▸ STATED TASK
Convert the lines of each item below into a numbered list, omitting any blank lines.

(Items listed in a dataset)
[BEGIN]

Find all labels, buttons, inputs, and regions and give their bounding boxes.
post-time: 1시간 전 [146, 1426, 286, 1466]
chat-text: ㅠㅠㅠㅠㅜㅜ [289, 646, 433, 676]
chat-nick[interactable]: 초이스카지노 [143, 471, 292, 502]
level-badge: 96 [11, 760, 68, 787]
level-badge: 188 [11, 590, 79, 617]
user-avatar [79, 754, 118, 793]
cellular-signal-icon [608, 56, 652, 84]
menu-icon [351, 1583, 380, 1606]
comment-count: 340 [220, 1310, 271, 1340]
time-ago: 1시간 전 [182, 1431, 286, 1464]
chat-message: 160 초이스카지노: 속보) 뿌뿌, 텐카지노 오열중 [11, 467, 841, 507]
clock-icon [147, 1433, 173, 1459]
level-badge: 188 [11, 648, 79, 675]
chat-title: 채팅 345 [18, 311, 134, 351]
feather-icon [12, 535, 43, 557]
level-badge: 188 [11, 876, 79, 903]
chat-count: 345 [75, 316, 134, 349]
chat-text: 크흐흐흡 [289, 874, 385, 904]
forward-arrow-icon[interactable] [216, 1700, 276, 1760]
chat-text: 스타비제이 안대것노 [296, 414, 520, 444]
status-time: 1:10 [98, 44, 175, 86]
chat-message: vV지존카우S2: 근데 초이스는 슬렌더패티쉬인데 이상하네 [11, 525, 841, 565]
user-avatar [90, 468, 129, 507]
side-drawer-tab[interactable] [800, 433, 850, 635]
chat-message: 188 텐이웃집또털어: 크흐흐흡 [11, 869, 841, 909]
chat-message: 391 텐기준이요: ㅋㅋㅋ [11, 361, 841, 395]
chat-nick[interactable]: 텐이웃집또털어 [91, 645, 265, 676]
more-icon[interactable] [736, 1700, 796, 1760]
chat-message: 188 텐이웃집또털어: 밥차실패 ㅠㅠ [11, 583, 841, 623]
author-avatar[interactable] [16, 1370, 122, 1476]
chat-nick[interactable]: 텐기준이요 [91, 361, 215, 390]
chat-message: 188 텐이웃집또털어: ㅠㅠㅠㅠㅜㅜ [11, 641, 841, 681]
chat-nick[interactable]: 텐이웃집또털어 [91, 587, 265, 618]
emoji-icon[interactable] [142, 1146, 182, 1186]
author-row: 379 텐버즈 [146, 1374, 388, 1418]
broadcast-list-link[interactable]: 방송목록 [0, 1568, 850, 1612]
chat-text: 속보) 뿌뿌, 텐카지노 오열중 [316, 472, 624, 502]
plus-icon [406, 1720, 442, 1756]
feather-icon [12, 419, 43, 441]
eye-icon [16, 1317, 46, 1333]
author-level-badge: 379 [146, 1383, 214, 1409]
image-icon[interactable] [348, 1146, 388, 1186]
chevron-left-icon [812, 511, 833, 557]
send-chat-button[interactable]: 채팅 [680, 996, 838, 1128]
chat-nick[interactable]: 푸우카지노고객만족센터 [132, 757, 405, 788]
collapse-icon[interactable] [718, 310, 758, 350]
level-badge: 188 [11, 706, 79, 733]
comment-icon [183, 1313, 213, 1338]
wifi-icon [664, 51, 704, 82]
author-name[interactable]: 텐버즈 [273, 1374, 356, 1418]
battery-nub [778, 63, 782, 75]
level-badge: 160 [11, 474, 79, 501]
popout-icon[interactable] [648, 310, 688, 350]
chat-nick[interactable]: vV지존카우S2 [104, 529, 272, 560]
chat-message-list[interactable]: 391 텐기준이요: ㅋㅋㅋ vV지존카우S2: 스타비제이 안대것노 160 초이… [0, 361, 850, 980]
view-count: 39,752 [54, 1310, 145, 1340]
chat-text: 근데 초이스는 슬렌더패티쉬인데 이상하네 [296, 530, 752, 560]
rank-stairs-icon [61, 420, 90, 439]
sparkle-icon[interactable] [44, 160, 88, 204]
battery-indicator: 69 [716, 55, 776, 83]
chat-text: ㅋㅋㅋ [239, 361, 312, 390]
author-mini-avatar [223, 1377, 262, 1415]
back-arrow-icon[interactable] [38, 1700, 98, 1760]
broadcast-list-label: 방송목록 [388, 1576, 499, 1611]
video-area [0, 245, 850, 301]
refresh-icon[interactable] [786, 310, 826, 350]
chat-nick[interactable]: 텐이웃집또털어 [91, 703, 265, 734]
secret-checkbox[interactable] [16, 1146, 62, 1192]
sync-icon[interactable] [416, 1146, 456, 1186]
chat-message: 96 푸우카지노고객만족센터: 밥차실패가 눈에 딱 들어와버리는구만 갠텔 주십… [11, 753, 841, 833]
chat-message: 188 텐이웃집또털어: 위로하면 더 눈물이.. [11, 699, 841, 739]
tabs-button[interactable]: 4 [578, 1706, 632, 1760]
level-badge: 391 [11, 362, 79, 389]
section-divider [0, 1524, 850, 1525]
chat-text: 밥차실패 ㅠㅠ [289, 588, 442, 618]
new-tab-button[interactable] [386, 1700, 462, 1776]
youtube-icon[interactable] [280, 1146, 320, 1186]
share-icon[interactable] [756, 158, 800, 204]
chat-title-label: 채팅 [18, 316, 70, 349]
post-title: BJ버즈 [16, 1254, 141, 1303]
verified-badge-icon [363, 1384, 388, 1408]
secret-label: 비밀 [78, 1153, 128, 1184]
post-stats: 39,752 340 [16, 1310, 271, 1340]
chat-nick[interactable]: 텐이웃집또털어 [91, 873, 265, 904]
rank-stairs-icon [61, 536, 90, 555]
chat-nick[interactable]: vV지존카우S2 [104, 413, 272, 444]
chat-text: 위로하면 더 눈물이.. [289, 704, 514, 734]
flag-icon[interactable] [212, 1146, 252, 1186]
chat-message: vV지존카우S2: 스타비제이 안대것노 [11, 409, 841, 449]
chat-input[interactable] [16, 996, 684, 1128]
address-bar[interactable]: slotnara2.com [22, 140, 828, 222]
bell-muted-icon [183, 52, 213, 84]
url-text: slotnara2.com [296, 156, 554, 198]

[END]

▸ RESULT FOR THIS EXERCISE
1. Find all labels, buttons, inputs, and regions and give their bounding boxes.
2. post-time: 1시간 전 [146, 1426, 286, 1466]
3. chat-text: ㅠㅠㅠㅠㅜㅜ [289, 646, 433, 676]
4. chat-nick[interactable]: 초이스카지노 [143, 471, 292, 502]
5. level-badge: 96 [11, 760, 68, 787]
6. level-badge: 188 [11, 590, 79, 617]
7. user-avatar [79, 754, 118, 793]
8. cellular-signal-icon [608, 56, 652, 84]
9. menu-icon [351, 1583, 380, 1606]
10. comment-count: 340 [220, 1310, 271, 1340]
11. time-ago: 1시간 전 [182, 1431, 286, 1464]
12. chat-message: 160 초이스카지노: 속보) 뿌뿌, 텐카지노 오열중 [11, 467, 841, 507]
13. clock-icon [147, 1433, 173, 1459]
14. level-badge: 188 [11, 648, 79, 675]
15. chat-title: 채팅 345 [18, 311, 134, 351]
16. feather-icon [12, 535, 43, 557]
17. level-badge: 188 [11, 876, 79, 903]
18. chat-count: 345 [75, 316, 134, 349]
19. chat-text: 크흐흐흡 [289, 874, 385, 904]
20. forward-arrow-icon[interactable] [216, 1700, 276, 1760]
21. chat-text: 스타비제이 안대것노 [296, 414, 520, 444]
22. status-time: 1:10 [98, 44, 175, 86]
23. chat-message: vV지존카우S2: 근데 초이스는 슬렌더패티쉬인데 이상하네 [11, 525, 841, 565]
24. user-avatar [90, 468, 129, 507]
25. side-drawer-tab[interactable] [800, 433, 850, 635]
26. chat-message: 188 텐이웃집또털어: 크흐흐흡 [11, 869, 841, 909]
27. chat-message: 391 텐기준이요: ㅋㅋㅋ [11, 361, 841, 395]
28. chat-nick[interactable]: 텐이웃집또털어 [91, 645, 265, 676]
29. more-icon[interactable] [736, 1700, 796, 1760]
30. chat-message: 188 텐이웃집또털어: 밥차실패 ㅠㅠ [11, 583, 841, 623]
31. author-avatar[interactable] [16, 1370, 122, 1476]
32. chat-nick[interactable]: 텐기준이요 [91, 361, 215, 390]
33. chat-message: 188 텐이웃집또털어: ㅠㅠㅠㅠㅜㅜ [11, 641, 841, 681]
34. chat-nick[interactable]: 텐이웃집또털어 [91, 587, 265, 618]
35. emoji-icon[interactable] [142, 1146, 182, 1186]
36. author-row: 379 텐버즈 [146, 1374, 388, 1418]
37. broadcast-list-link[interactable]: 방송목록 [0, 1568, 850, 1612]
38. chat-text: 속보) 뿌뿌, 텐카지노 오열중 [316, 472, 624, 502]
39. plus-icon [406, 1720, 442, 1756]
40. feather-icon [12, 419, 43, 441]
41. eye-icon [16, 1317, 46, 1333]
42. author-level-badge: 379 [146, 1383, 214, 1409]
43. image-icon[interactable] [348, 1146, 388, 1186]
44. chevron-left-icon [812, 511, 833, 557]
45. send-chat-button[interactable]: 채팅 [680, 996, 838, 1128]
46. chat-nick[interactable]: 푸우카지노고객만족센터 [132, 757, 405, 788]
47. collapse-icon[interactable] [718, 310, 758, 350]
48. level-badge: 188 [11, 706, 79, 733]
49. comment-icon [183, 1313, 213, 1338]
50. wifi-icon [664, 51, 704, 82]
51. author-name[interactable]: 텐버즈 [273, 1374, 356, 1418]
52. battery-nub [778, 63, 782, 75]
53. level-badge: 160 [11, 474, 79, 501]
54. popout-icon[interactable] [648, 310, 688, 350]
55. chat-nick[interactable]: vV지존카우S2 [104, 529, 272, 560]
56. chat-message-list[interactable]: 391 텐기준이요: ㅋㅋㅋ vV지존카우S2: 스타비제이 안대것노 160 초이… [0, 361, 850, 980]
57. view-count: 39,752 [54, 1310, 145, 1340]
58. chat-text: 근데 초이스는 슬렌더패티쉬인데 이상하네 [296, 530, 752, 560]
59. rank-stairs-icon [61, 420, 90, 439]
60. sparkle-icon[interactable] [44, 160, 88, 204]
61. battery-indicator: 69 [716, 55, 776, 83]
62. chat-text: ㅋㅋㅋ [239, 361, 312, 390]
63. author-mini-avatar [223, 1377, 262, 1415]
64. back-arrow-icon[interactable] [38, 1700, 98, 1760]
65. broadcast-list-label: 방송목록 [388, 1576, 499, 1611]
66. video-area [0, 245, 850, 301]
67. refresh-icon[interactable] [786, 310, 826, 350]
68. chat-nick[interactable]: 텐이웃집또털어 [91, 703, 265, 734]
69. secret-checkbox[interactable] [16, 1146, 62, 1192]
70. sync-icon[interactable] [416, 1146, 456, 1186]
71. chat-message: 96 푸우카지노고객만족센터: 밥차실패가 눈에 딱 들어와버리는구만 갠텔 주십… [11, 753, 841, 833]
72. chat-message: 188 텐이웃집또털어: 위로하면 더 눈물이.. [11, 699, 841, 739]
73. tabs-button[interactable]: 4 [578, 1706, 632, 1760]
74. level-badge: 391 [11, 362, 79, 389]
75. section-divider [0, 1524, 850, 1525]
76. chat-text: 밥차실패 ㅠㅠ [289, 588, 442, 618]
77. new-tab-button[interactable] [386, 1700, 462, 1776]
78. youtube-icon[interactable] [280, 1146, 320, 1186]
79. share-icon[interactable] [756, 158, 800, 204]
80. chat-title-label: 채팅 [18, 316, 70, 349]
81. post-title: BJ버즈 [16, 1254, 141, 1303]
82. verified-badge-icon [363, 1384, 388, 1408]
83. secret-label: 비밀 [78, 1153, 128, 1184]
84. post-stats: 39,752 340 [16, 1310, 271, 1340]
85. chat-nick[interactable]: 텐이웃집또털어 [91, 873, 265, 904]
86. rank-stairs-icon [61, 536, 90, 555]
87. chat-nick[interactable]: vV지존카우S2 [104, 413, 272, 444]
88. chat-text: 위로하면 더 눈물이.. [289, 704, 514, 734]
89. flag-icon[interactable] [212, 1146, 252, 1186]
90. chat-message: vV지존카우S2: 스타비제이 안대것노 [11, 409, 841, 449]
91. chat-input[interactable] [16, 996, 684, 1128]
92. address-bar[interactable]: slotnara2.com [22, 140, 828, 222]
93. bell-muted-icon [183, 52, 213, 84]
94. url-text: slotnara2.com [296, 156, 554, 198]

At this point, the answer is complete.